- _TASK GOAL_: Filter for the word "from" and keep each matching line.

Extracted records
'''

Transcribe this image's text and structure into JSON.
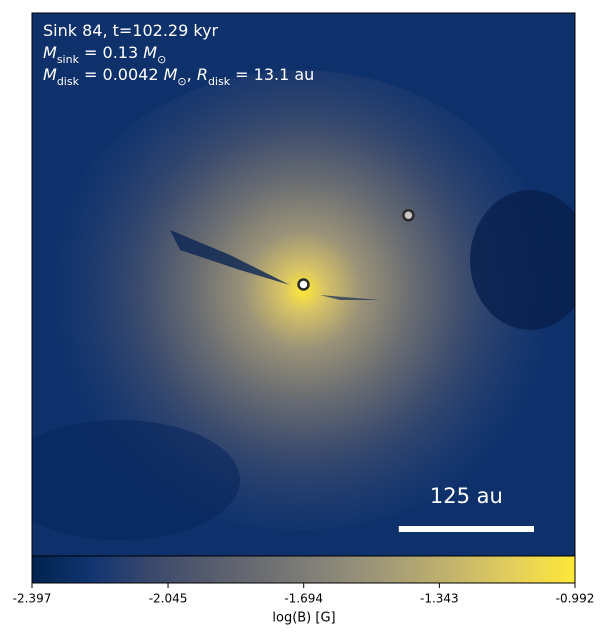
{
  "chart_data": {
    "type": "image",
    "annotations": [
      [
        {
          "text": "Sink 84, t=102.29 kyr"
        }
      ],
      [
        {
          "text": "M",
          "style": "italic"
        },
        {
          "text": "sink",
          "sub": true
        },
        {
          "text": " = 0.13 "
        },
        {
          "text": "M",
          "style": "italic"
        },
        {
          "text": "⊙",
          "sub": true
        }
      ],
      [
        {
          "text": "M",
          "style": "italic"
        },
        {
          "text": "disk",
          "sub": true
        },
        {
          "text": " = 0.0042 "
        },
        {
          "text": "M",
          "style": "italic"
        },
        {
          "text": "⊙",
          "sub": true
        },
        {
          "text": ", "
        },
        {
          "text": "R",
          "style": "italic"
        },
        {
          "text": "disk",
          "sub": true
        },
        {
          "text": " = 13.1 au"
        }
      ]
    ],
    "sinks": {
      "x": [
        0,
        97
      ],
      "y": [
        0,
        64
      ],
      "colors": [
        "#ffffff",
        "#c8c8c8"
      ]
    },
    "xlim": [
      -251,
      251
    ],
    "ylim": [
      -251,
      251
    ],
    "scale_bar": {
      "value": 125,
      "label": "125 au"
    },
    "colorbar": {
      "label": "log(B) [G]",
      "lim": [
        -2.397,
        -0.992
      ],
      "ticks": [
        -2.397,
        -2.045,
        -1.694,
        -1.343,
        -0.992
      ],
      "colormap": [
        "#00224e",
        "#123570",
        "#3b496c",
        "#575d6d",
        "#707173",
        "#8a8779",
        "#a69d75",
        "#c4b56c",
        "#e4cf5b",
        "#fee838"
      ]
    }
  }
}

'''
'''

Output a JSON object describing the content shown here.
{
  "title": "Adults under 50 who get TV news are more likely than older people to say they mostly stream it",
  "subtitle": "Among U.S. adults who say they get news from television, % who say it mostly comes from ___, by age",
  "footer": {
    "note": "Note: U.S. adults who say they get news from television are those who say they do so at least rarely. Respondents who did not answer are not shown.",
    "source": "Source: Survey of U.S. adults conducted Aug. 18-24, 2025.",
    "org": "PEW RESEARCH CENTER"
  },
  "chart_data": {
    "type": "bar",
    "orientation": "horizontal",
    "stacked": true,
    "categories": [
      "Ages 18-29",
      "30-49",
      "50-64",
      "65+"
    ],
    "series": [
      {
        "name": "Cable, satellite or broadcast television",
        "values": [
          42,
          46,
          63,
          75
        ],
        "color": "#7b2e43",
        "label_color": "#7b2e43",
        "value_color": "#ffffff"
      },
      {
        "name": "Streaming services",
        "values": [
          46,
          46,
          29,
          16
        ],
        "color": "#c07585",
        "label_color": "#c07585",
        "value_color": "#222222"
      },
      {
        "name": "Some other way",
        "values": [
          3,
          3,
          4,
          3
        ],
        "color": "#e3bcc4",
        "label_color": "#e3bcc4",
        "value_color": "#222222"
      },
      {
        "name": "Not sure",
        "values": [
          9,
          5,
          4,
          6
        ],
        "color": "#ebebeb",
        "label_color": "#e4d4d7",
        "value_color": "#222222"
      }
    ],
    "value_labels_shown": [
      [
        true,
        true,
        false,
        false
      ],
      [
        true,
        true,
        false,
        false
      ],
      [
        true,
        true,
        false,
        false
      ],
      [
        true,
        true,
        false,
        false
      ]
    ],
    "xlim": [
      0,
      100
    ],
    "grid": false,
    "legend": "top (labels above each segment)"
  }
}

'''

- _COMPLETED TASK_:
  "subtitle": "Among U.S. adults who say they get news from television, % who say it mostly comes from ___, by age",
    "note": "Note: U.S. adults who say they get news from television are those who say they do so at least rarely. Respondents who did not answer are not shown.",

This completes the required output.